Please set down the part of the trigonometry solution below from "Since, we know that we" to "1$ for any real number t.", word for word.

Reading text –
◇ ◇ ◇

Question

How do you simplify the expression $\sin t - \sin t{\cos ^2}t$?

Answer 1

Hint: We will first take sin t common from the given expression, then we will obtain such an expression in which we could use the identity ${\sin ^2}\theta + {\cos ^2}\theta = 1$.

Complete step-by-step solution:
We are given that we are required to simplify the given expression $\sin t - \sin t{\cos ^2}t$.
Let us assume this expression to be $I = \sin t - \sin t{\cos ^2}t$.
Now, since we can take sin t common out of the given expression, we can write the above given expression as following:-
$ \Rightarrow I = \sin t\left( {1 - {{\cos }^2}t} \right)$ …………..(1)
Since, we know that we have an identity which is given by the following expression:-
$ \Rightarrow {\sin ^2}\theta + {\cos ^2}\theta = 1$ for any real number $\theta $.
Replacing $\theta $ by t in the above expression, we will then obtain the following expression:-
$ \Rightarrow {\sin ^2}t + {\cos ^2}t = 1$ for any real number t.
Taking the term with cosine of t from addition on the left hand side to the right hand side, we will then obtain the following equation:-
$ \Rightarrow {\sin ^2}t = 1 - {\cos ^2}t$ for any real number t.
Putting the above expression in equation number (1), we will then obtain the following equation with us:-
$ \Rightarrow I = \sin t\left( {{{\sin }^2}t} \right)$
Clubbing the like terms on the right hand side, we will then obtain the following expression with us:-
$ \Rightarrow I = {\sin ^3}t$

Thus, we have the required answer as $\sin t - \sin t{\cos ^2}t = {\sin ^3}t$.

Note: The students must note the identity which is given by the expression: ${\sin ^2}\theta + {\cos ^2}\theta = 1$ for any real number $\theta $. This can be proved as well.
Since, we know that the sine of any angle $\theta $ is given by the ratio of perpendicular and the hypotenuse. Therefore, $\sin \theta = \dfrac{P}{H}$ …………..(A)
We also know that the cosine of any angle $\theta $ is given by the ratio of base and the hypotenuse. Therefore, $\cos \theta = \dfrac{B}{H}$ …………..(B)
Squaring both the equations (A) and (B) and adding both of them to obtain the following expression:-
$ \Rightarrow {\sin ^2}\theta + {\cos ^2}\theta = {\left( {\dfrac{P}{H}} \right)^2} + {\left( {\dfrac{B}{H}} \right)^2}$
Simplifying it, we will then obtain:-
$ \Rightarrow {\sin ^2}\theta + {\cos ^2}\theta = \dfrac{{{P^2} + {B^2}}}{{{H^2}}}$
Since, we know that by using Pythagorean Theorem, we have: ${P^2} + {B^2} = {H^2}$. Putting this, we get:-
$ \Rightarrow {\sin ^2}\theta + {\cos ^2}\theta = \dfrac{{{P^2} + {B^2}}}{{{P^2} + {B^2}}} = 1$

◇ ◇ ◇

Record list –
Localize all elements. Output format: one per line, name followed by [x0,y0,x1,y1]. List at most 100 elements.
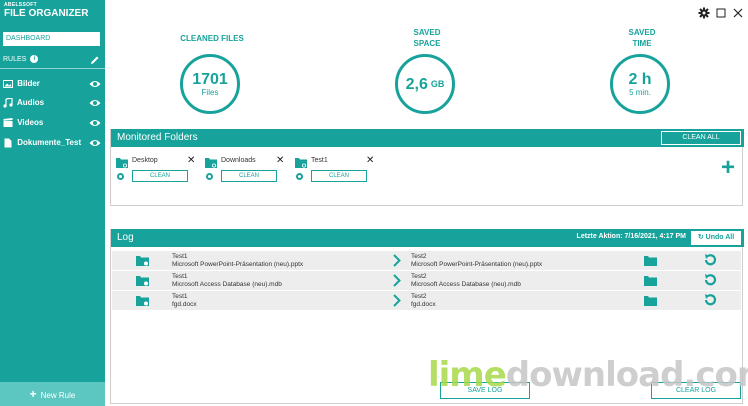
monitored-title: Monitored Folders [117,132,198,143]
source-folder-name: Test1 [172,253,188,260]
eye-icon[interactable] [89,79,101,89]
dashboard-nav-item[interactable]: DASHBOARD [3,32,100,46]
source-file-name: Microsoft PowerPoint-Präsentation (neu).… [172,261,304,268]
chevron-right-icon [393,254,401,267]
edit-pencil-icon[interactable] [90,55,100,65]
destination-folder-icon [644,276,657,286]
folder-name: Downloads [221,157,256,164]
undo-icon[interactable] [703,253,717,267]
rule-label: Bilder [17,79,40,88]
last-action-timestamp: Letzte Aktion: 7/16/2021, 4:17 PM [576,233,686,240]
monitored-folder-test1: Test1 ✕ CLEAN [295,155,375,184]
destination-folder-name: Test2 [411,293,427,300]
clean-folder-button[interactable]: CLEAN [311,170,367,182]
watermark-part1: lime [428,355,507,395]
remove-folder-icon[interactable]: ✕ [276,155,284,166]
destination-file-name: fgd.docx [411,301,436,308]
folder-icon [205,158,217,168]
music-icon [3,97,13,108]
destination-file-name: Microsoft Access Database (neu).mdb [411,281,521,288]
logo-product: FILE ORGANIZER [4,8,89,19]
stat-saved-space: SAVED SPACE 2,6 GB [367,27,487,114]
source-file-name: Microsoft Access Database (neu).mdb [172,281,282,288]
folder-settings-icon[interactable] [206,173,213,180]
stat-value: 1701 [192,70,228,88]
clean-all-button[interactable]: CLEAN ALL [661,131,741,145]
log-row: Test1 Microsoft PowerPoint-Präsentation … [112,251,741,270]
rule-item-bilder[interactable]: Bilder [3,77,103,91]
source-folder-name: Test1 [172,273,188,280]
rule-item-audios[interactable]: Audios [3,96,103,110]
remove-folder-icon[interactable]: ✕ [366,155,374,166]
undo-all-button[interactable]: ↻ Undo All [691,231,741,245]
new-rule-button[interactable]: + New Rule [0,382,105,406]
image-icon [3,79,13,88]
log-destination: Test2 Microsoft Access Database (neu).md… [411,273,521,289]
folder-name: Desktop [132,157,158,164]
sidebar: ABELSSOFT FILE ORGANIZER DASHBOARD RULES… [0,0,105,406]
rules-divider [0,68,105,69]
log-destination: Test2 Microsoft PowerPoint-Präsentation … [411,253,542,269]
stat-label: CLEANED FILES [180,34,244,43]
log-header: Log Letzte Aktion: 7/16/2021, 4:17 PM ↻ … [111,229,744,247]
info-icon[interactable]: i [30,55,39,64]
remove-folder-icon[interactable]: ✕ [187,155,195,166]
destination-folder-name: Test2 [411,253,427,260]
clean-folder-button[interactable]: CLEAN [221,170,277,182]
document-icon [4,138,12,148]
source-folder-icon [136,296,149,306]
monitored-folder-desktop: Desktop ✕ CLEAN [116,155,196,184]
source-file-name: fgd.docx [172,301,197,308]
rule-item-dokumente-test[interactable]: Dokumente_Test [3,136,103,150]
folder-icon [116,158,128,168]
watermark-part2: download.com [505,355,748,395]
log-row: Test1 fgd.docx Test2 fgd.docx [112,291,741,310]
undo-icon[interactable] [703,293,717,307]
new-rule-label: New Rule [40,391,76,400]
log-source: Test1 Microsoft PowerPoint-Präsentation … [172,253,303,269]
eye-icon[interactable] [89,98,101,108]
stat-label-2: TIME [632,39,652,48]
folder-icon [295,158,307,168]
stat-value: 2,6 [405,75,428,93]
destination-folder-icon [644,296,657,306]
eye-icon[interactable] [89,138,101,148]
monitored-header: Monitored Folders CLEAN ALL [111,129,744,147]
close-window-icon[interactable] [732,7,744,19]
clean-folder-button[interactable]: CLEAN [132,170,188,182]
folder-settings-icon[interactable] [296,173,303,180]
rule-label: Audios [16,98,45,107]
log-source: Test1 fgd.docx [172,293,197,309]
stat-circle: 1701 Files [180,54,240,114]
log-row: Test1 Microsoft Access Database (neu).md… [112,271,741,290]
stat-unit: Files [201,87,219,97]
stat-circle: 2 h 5 min. [610,54,670,114]
watermark: limedownload.com [428,356,748,394]
plus-icon: + [29,387,37,401]
undo-all-label: Undo All [705,234,735,241]
stat-saved-time: SAVED TIME 2 h 5 min. [582,27,702,114]
destination-file-name: Microsoft PowerPoint-Präsentation (neu).… [411,261,543,268]
folder-name: Test1 [311,157,328,164]
stat-unit: GB [430,79,445,89]
maximize-icon[interactable] [715,7,727,19]
add-folder-plus-icon[interactable]: + [721,156,735,180]
log-destination: Test2 fgd.docx [411,293,436,309]
log-title: Log [117,232,134,243]
source-folder-icon [136,256,149,266]
stat-cleaned-files: CLEANED FILES 1701 Files [152,27,272,114]
chevron-right-icon [393,274,401,287]
undo-icon[interactable] [703,273,717,287]
folder-settings-icon[interactable] [117,173,124,180]
chevron-right-icon [393,294,401,307]
stat-label-1: SAVED [628,28,656,37]
undo-icon: ↻ [697,234,704,241]
monitored-folder-downloads: Downloads ✕ CLEAN [205,155,285,184]
source-folder-name: Test1 [172,293,188,300]
settings-gear-icon[interactable] [698,7,710,19]
eye-icon[interactable] [89,118,101,128]
destination-folder-icon [644,256,657,266]
stat-value: 2 h [628,70,652,88]
rule-item-videos[interactable]: Videos [3,116,103,130]
destination-folder-name: Test2 [411,273,427,280]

◇ ◇ ◇

Complete output –
Since, we know that we have an identity which is given by the following expression:-
$ \Rightarrow {\sin ^2}\theta + {\cos ^2}\theta = 1$ for any real number $\theta $.
Replacing $\theta $ by t in the above expression, we will then obtain the following expression:-
$ \Rightarrow {\sin ^2}t + {\cos ^2}t = 1$ for any real number t.